**CHALLENGE**
Set down, in full, every record in the block.

========================================

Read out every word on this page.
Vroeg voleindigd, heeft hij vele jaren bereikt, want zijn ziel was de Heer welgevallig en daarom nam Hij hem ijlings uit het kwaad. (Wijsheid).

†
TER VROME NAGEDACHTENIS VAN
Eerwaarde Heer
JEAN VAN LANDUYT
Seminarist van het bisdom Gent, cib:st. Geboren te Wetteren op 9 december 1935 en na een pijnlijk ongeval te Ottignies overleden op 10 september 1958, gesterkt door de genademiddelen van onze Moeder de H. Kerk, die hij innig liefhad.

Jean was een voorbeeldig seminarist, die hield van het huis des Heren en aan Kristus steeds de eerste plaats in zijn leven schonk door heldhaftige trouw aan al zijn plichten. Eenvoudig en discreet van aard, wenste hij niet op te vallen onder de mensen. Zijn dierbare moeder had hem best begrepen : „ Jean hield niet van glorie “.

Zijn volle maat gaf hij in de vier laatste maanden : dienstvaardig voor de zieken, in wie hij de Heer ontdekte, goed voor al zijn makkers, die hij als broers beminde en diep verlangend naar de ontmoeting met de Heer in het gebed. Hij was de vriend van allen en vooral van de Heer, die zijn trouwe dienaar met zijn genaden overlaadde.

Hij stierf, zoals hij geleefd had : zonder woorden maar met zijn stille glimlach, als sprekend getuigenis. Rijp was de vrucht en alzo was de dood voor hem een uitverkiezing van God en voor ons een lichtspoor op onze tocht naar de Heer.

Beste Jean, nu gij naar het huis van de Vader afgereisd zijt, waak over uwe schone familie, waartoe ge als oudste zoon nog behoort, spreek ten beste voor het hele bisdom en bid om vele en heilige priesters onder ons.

========================================

**EXERCISE ANSWER**
Read out every word on this page.
Vroeg voleindigd, heeft hij vele jaren bereikt, want zijn ziel was de Heer welgevallig en daarom nam Hij hem ijlings uit het kwaad. (Wijsheid).

†
TER VROME NAGEDACHTENIS VAN
Eerwaarde Heer
JEAN VAN LANDUYT
Seminarist van het bisdom Gent, cib:st. Geboren te Wetteren op 9 december 1935 en na een pijnlijk ongeval te Ottignies overleden op 10 september 1958, gesterkt door de genademiddelen van onze Moeder de H. Kerk, die hij innig liefhad.

Jean was een voorbeeldig seminarist, die hield van het huis des Heren en aan Kristus steeds de eerste plaats in zijn leven schonk door heldhaftige trouw aan al zijn plichten. Eenvoudig en discreet van aard, wenste hij niet op te vallen onder de mensen. Zijn dierbare moeder had hem best begrepen : „ Jean hield niet van glorie “.

Zijn volle maat gaf hij in de vier laatste maanden : dienstvaardig voor de zieken, in wie hij de Heer ontdekte, goed voor al zijn makkers, die hij als broers beminde en diep verlangend naar de ontmoeting met de Heer in het gebed. Hij was de vriend van allen en vooral van de Heer, die zijn trouwe dienaar met zijn genaden overlaadde.

Hij stierf, zoals hij geleefd had : zonder woorden maar met zijn stille glimlach, als sprekend getuigenis. Rijp was de vrucht en alzo was de dood voor hem een uitverkiezing van God en voor ons een lichtspoor op onze tocht naar de Heer.

Beste Jean, nu gij naar het huis van de Vader afgereisd zijt, waak over uwe schone familie, waartoe ge als oudste zoon nog behoort, spreek ten beste voor het hele bisdom en bid om vele en heilige priesters onder ons.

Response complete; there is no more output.